[Extracted data entries]
* begin *

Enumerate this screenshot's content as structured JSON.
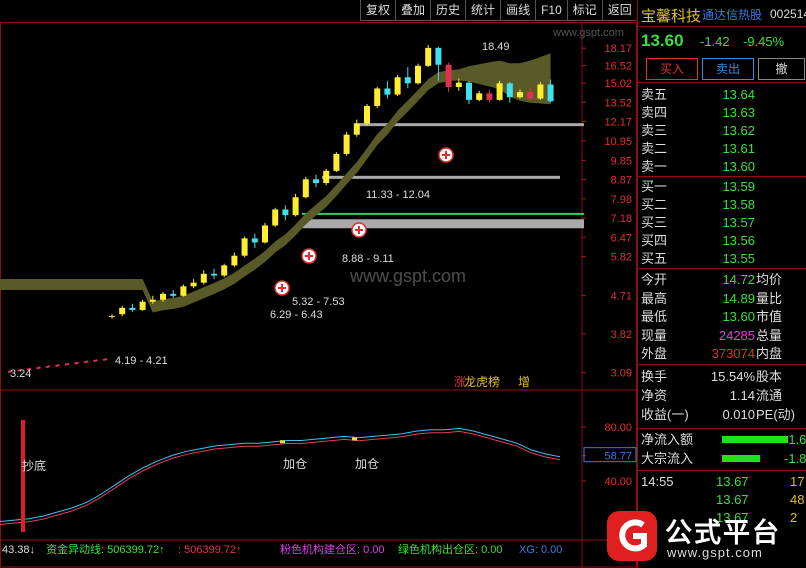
{
  "toolbar": [
    "复权",
    "叠加",
    "历史",
    "统计",
    "画线",
    "F10",
    "标记",
    "返回"
  ],
  "stock": {
    "name": "宝馨科技",
    "tag": "通达信热股",
    "code": "002514",
    "price": "13.60",
    "change": "-1.42",
    "pct": "-9.45%"
  },
  "trade_buttons": [
    "买入",
    "卖出",
    "撤"
  ],
  "asks": [
    {
      "label": "卖五",
      "price": "13.64"
    },
    {
      "label": "卖四",
      "price": "13.63"
    },
    {
      "label": "卖三",
      "price": "13.62"
    },
    {
      "label": "卖二",
      "price": "13.61"
    },
    {
      "label": "卖一",
      "price": "13.60"
    }
  ],
  "bids": [
    {
      "label": "买一",
      "price": "13.59"
    },
    {
      "label": "买二",
      "price": "13.58"
    },
    {
      "label": "买三",
      "price": "13.57"
    },
    {
      "label": "买四",
      "price": "13.56"
    },
    {
      "label": "买五",
      "price": "13.55"
    }
  ],
  "stats": [
    {
      "label": "今开",
      "value": "14.72",
      "label2": "均价"
    },
    {
      "label": "最高",
      "value": "14.89",
      "label2": "量比"
    },
    {
      "label": "最低",
      "value": "13.60",
      "label2": "市值"
    },
    {
      "label": "现量",
      "value": "24285",
      "label2": "总量"
    },
    {
      "label": "外盘",
      "value": "373074",
      "label2": "内盘"
    }
  ],
  "stats2": [
    {
      "label": "换手",
      "value": "15.54%",
      "label2": "股本"
    },
    {
      "label": "净资",
      "value": "1.14",
      "label2": "流通"
    },
    {
      "label": "收益(一)",
      "value": "0.010",
      "label2": "PE(动)"
    }
  ],
  "flows": [
    {
      "label": "净流入额",
      "value": "-1.6"
    },
    {
      "label": "大宗流入",
      "value": "-1.8"
    }
  ],
  "ticks": [
    {
      "time": "14:55",
      "price": "13.67",
      "vol": "17"
    },
    {
      "time": "",
      "price": "13.67",
      "vol": "48"
    },
    {
      "time": "",
      "price": "13.67",
      "vol": "2"
    }
  ],
  "price_axis": [
    "18.17",
    "16.52",
    "15.02",
    "13.52",
    "12.17",
    "10.95",
    "9.85",
    "8.87",
    "7.98",
    "7.18",
    "6.47",
    "5.82",
    "4.71",
    "3.82",
    "3.09"
  ],
  "ind_axis": [
    "80.00",
    "58.77",
    "40.00"
  ],
  "annotations": {
    "high": "18.49",
    "low": "3.24",
    "r1": "11.33 - 12.04",
    "r2": "8.88 - 9.11",
    "r3": "5.32 - 7.53",
    "r4": "6.29 - 6.43",
    "r5": "4.19 - 4.21",
    "zt": "涨",
    "bang": "龙虎榜",
    "zeng": "增"
  },
  "signals": [
    "抄底",
    "加仓",
    "加仓"
  ],
  "legend": {
    "prefix": "43.38↓",
    "s1": "资金异动线: 506399.72↑",
    "s2": ": 506399.72↑",
    "s3": "粉色机构建仓区: 0.00",
    "s4": "绿色机构出仓区: 0.00",
    "s5": "XG: 0.00"
  },
  "logo": {
    "name": "公式平台",
    "url": "www.gspt.com"
  },
  "watermark": "www.gspt.com",
  "chart_data": {
    "type": "candlestick",
    "candles": [
      [
        4.19,
        4.21,
        4.15,
        4.25
      ],
      [
        4.25,
        4.4,
        4.2,
        4.45
      ],
      [
        4.4,
        4.35,
        4.3,
        4.5
      ],
      [
        4.35,
        4.55,
        4.33,
        4.6
      ],
      [
        4.55,
        4.6,
        4.5,
        4.7
      ],
      [
        4.6,
        4.75,
        4.55,
        4.8
      ],
      [
        4.75,
        4.7,
        4.65,
        4.85
      ],
      [
        4.7,
        4.95,
        4.68,
        5.0
      ],
      [
        4.95,
        5.05,
        4.9,
        5.15
      ],
      [
        5.05,
        5.3,
        5.0,
        5.4
      ],
      [
        5.3,
        5.25,
        5.15,
        5.45
      ],
      [
        5.25,
        5.55,
        5.2,
        5.6
      ],
      [
        5.55,
        5.85,
        5.5,
        5.95
      ],
      [
        5.85,
        6.43,
        5.8,
        6.5
      ],
      [
        6.43,
        6.29,
        6.1,
        6.6
      ],
      [
        6.29,
        6.9,
        6.25,
        7.0
      ],
      [
        6.9,
        7.53,
        6.85,
        7.6
      ],
      [
        7.53,
        7.3,
        7.1,
        7.7
      ],
      [
        7.3,
        8.05,
        7.25,
        8.2
      ],
      [
        8.05,
        8.88,
        8.0,
        9.0
      ],
      [
        8.88,
        8.7,
        8.5,
        9.11
      ],
      [
        8.7,
        9.3,
        8.6,
        9.4
      ],
      [
        9.3,
        10.2,
        9.25,
        10.3
      ],
      [
        10.2,
        11.33,
        10.1,
        11.5
      ],
      [
        11.33,
        12.04,
        11.2,
        12.3
      ],
      [
        12.04,
        13.25,
        11.9,
        13.4
      ],
      [
        13.25,
        14.58,
        13.1,
        14.7
      ],
      [
        14.58,
        14.1,
        13.8,
        15.2
      ],
      [
        14.1,
        15.5,
        14.0,
        15.7
      ],
      [
        15.5,
        15.0,
        14.6,
        16.4
      ],
      [
        15.0,
        16.5,
        14.9,
        16.7
      ],
      [
        16.5,
        18.2,
        16.4,
        18.49
      ],
      [
        18.2,
        16.6,
        15.2,
        18.3
      ],
      [
        16.6,
        14.7,
        14.3,
        16.8
      ],
      [
        14.7,
        15.05,
        14.4,
        15.4
      ],
      [
        15.05,
        13.7,
        13.4,
        15.2
      ],
      [
        13.7,
        14.2,
        13.6,
        14.4
      ],
      [
        14.2,
        13.7,
        13.5,
        14.5
      ],
      [
        13.7,
        15.0,
        13.65,
        15.2
      ],
      [
        15.0,
        13.9,
        13.5,
        15.1
      ],
      [
        13.9,
        14.3,
        13.8,
        14.5
      ],
      [
        14.3,
        13.8,
        13.7,
        14.6
      ],
      [
        13.8,
        14.9,
        13.7,
        15.1
      ],
      [
        14.9,
        13.6,
        13.5,
        15.3
      ]
    ],
    "indicator": [
      10,
      11,
      12,
      14,
      17,
      20,
      24,
      30,
      37,
      44,
      50,
      55,
      59,
      62,
      64,
      66,
      67,
      68,
      68,
      69,
      70,
      70,
      71,
      72,
      73,
      72,
      73,
      74,
      75,
      77,
      78,
      78,
      79,
      77,
      74,
      71,
      68,
      63,
      60,
      58
    ]
  }
}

* end *

Pictures are excluded; output everything else in the data verbatim.

**Expected output**
Enumerate this screenshot's content as structured JSON.
{
  "toolbar": [
    "复权",
    "叠加",
    "历史",
    "统计",
    "画线",
    "F10",
    "标记",
    "返回"
  ],
  "stock": {
    "name": "宝馨科技",
    "tag": "通达信热股",
    "code": "002514",
    "price": "13.60",
    "change": "-1.42",
    "pct": "-9.45%"
  },
  "trade_buttons": [
    "买入",
    "卖出",
    "撤"
  ],
  "asks": [
    {
      "label": "卖五",
      "price": "13.64"
    },
    {
      "label": "卖四",
      "price": "13.63"
    },
    {
      "label": "卖三",
      "price": "13.62"
    },
    {
      "label": "卖二",
      "price": "13.61"
    },
    {
      "label": "卖一",
      "price": "13.60"
    }
  ],
  "bids": [
    {
      "label": "买一",
      "price": "13.59"
    },
    {
      "label": "买二",
      "price": "13.58"
    },
    {
      "label": "买三",
      "price": "13.57"
    },
    {
      "label": "买四",
      "price": "13.56"
    },
    {
      "label": "买五",
      "price": "13.55"
    }
  ],
  "stats": [
    {
      "label": "今开",
      "value": "14.72",
      "label2": "均价"
    },
    {
      "label": "最高",
      "value": "14.89",
      "label2": "量比"
    },
    {
      "label": "最低",
      "value": "13.60",
      "label2": "市值"
    },
    {
      "label": "现量",
      "value": "24285",
      "label2": "总量"
    },
    {
      "label": "外盘",
      "value": "373074",
      "label2": "内盘"
    }
  ],
  "stats2": [
    {
      "label": "换手",
      "value": "15.54%",
      "label2": "股本"
    },
    {
      "label": "净资",
      "value": "1.14",
      "label2": "流通"
    },
    {
      "label": "收益(一)",
      "value": "0.010",
      "label2": "PE(动)"
    }
  ],
  "flows": [
    {
      "label": "净流入额",
      "value": "-1.6"
    },
    {
      "label": "大宗流入",
      "value": "-1.8"
    }
  ],
  "ticks": [
    {
      "time": "14:55",
      "price": "13.67",
      "vol": "17"
    },
    {
      "time": "",
      "price": "13.67",
      "vol": "48"
    },
    {
      "time": "",
      "price": "13.67",
      "vol": "2"
    }
  ],
  "price_axis": [
    "18.17",
    "16.52",
    "15.02",
    "13.52",
    "12.17",
    "10.95",
    "9.85",
    "8.87",
    "7.98",
    "7.18",
    "6.47",
    "5.82",
    "4.71",
    "3.82",
    "3.09"
  ],
  "ind_axis": [
    "80.00",
    "58.77",
    "40.00"
  ],
  "annotations": {
    "high": "18.49",
    "low": "3.24",
    "r1": "11.33 - 12.04",
    "r2": "8.88 - 9.11",
    "r3": "5.32 - 7.53",
    "r4": "6.29 - 6.43",
    "r5": "4.19 - 4.21",
    "zt": "涨",
    "bang": "龙虎榜",
    "zeng": "增"
  },
  "signals": [
    "抄底",
    "加仓",
    "加仓"
  ],
  "legend": {
    "prefix": "43.38↓",
    "s1": "资金异动线: 506399.72↑",
    "s2": ": 506399.72↑",
    "s3": "粉色机构建仓区: 0.00",
    "s4": "绿色机构出仓区: 0.00",
    "s5": "XG: 0.00"
  },
  "logo": {
    "name": "公式平台",
    "url": "www.gspt.com"
  },
  "watermark": "www.gspt.com",
  "chart_data": {
    "type": "candlestick",
    "candles": [
      [
        4.19,
        4.21,
        4.15,
        4.25
      ],
      [
        4.25,
        4.4,
        4.2,
        4.45
      ],
      [
        4.4,
        4.35,
        4.3,
        4.5
      ],
      [
        4.35,
        4.55,
        4.33,
        4.6
      ],
      [
        4.55,
        4.6,
        4.5,
        4.7
      ],
      [
        4.6,
        4.75,
        4.55,
        4.8
      ],
      [
        4.75,
        4.7,
        4.65,
        4.85
      ],
      [
        4.7,
        4.95,
        4.68,
        5.0
      ],
      [
        4.95,
        5.05,
        4.9,
        5.15
      ],
      [
        5.05,
        5.3,
        5.0,
        5.4
      ],
      [
        5.3,
        5.25,
        5.15,
        5.45
      ],
      [
        5.25,
        5.55,
        5.2,
        5.6
      ],
      [
        5.55,
        5.85,
        5.5,
        5.95
      ],
      [
        5.85,
        6.43,
        5.8,
        6.5
      ],
      [
        6.43,
        6.29,
        6.1,
        6.6
      ],
      [
        6.29,
        6.9,
        6.25,
        7.0
      ],
      [
        6.9,
        7.53,
        6.85,
        7.6
      ],
      [
        7.53,
        7.3,
        7.1,
        7.7
      ],
      [
        7.3,
        8.05,
        7.25,
        8.2
      ],
      [
        8.05,
        8.88,
        8.0,
        9.0
      ],
      [
        8.88,
        8.7,
        8.5,
        9.11
      ],
      [
        8.7,
        9.3,
        8.6,
        9.4
      ],
      [
        9.3,
        10.2,
        9.25,
        10.3
      ],
      [
        10.2,
        11.33,
        10.1,
        11.5
      ],
      [
        11.33,
        12.04,
        11.2,
        12.3
      ],
      [
        12.04,
        13.25,
        11.9,
        13.4
      ],
      [
        13.25,
        14.58,
        13.1,
        14.7
      ],
      [
        14.58,
        14.1,
        13.8,
        15.2
      ],
      [
        14.1,
        15.5,
        14.0,
        15.7
      ],
      [
        15.5,
        15.0,
        14.6,
        16.4
      ],
      [
        15.0,
        16.5,
        14.9,
        16.7
      ],
      [
        16.5,
        18.2,
        16.4,
        18.49
      ],
      [
        18.2,
        16.6,
        15.2,
        18.3
      ],
      [
        16.6,
        14.7,
        14.3,
        16.8
      ],
      [
        14.7,
        15.05,
        14.4,
        15.4
      ],
      [
        15.05,
        13.7,
        13.4,
        15.2
      ],
      [
        13.7,
        14.2,
        13.6,
        14.4
      ],
      [
        14.2,
        13.7,
        13.5,
        14.5
      ],
      [
        13.7,
        15.0,
        13.65,
        15.2
      ],
      [
        15.0,
        13.9,
        13.5,
        15.1
      ],
      [
        13.9,
        14.3,
        13.8,
        14.5
      ],
      [
        14.3,
        13.8,
        13.7,
        14.6
      ],
      [
        13.8,
        14.9,
        13.7,
        15.1
      ],
      [
        14.9,
        13.6,
        13.5,
        15.3
      ]
    ],
    "indicator": [
      10,
      11,
      12,
      14,
      17,
      20,
      24,
      30,
      37,
      44,
      50,
      55,
      59,
      62,
      64,
      66,
      67,
      68,
      68,
      69,
      70,
      70,
      71,
      72,
      73,
      72,
      73,
      74,
      75,
      77,
      78,
      78,
      79,
      77,
      74,
      71,
      68,
      63,
      60,
      58
    ]
  }
}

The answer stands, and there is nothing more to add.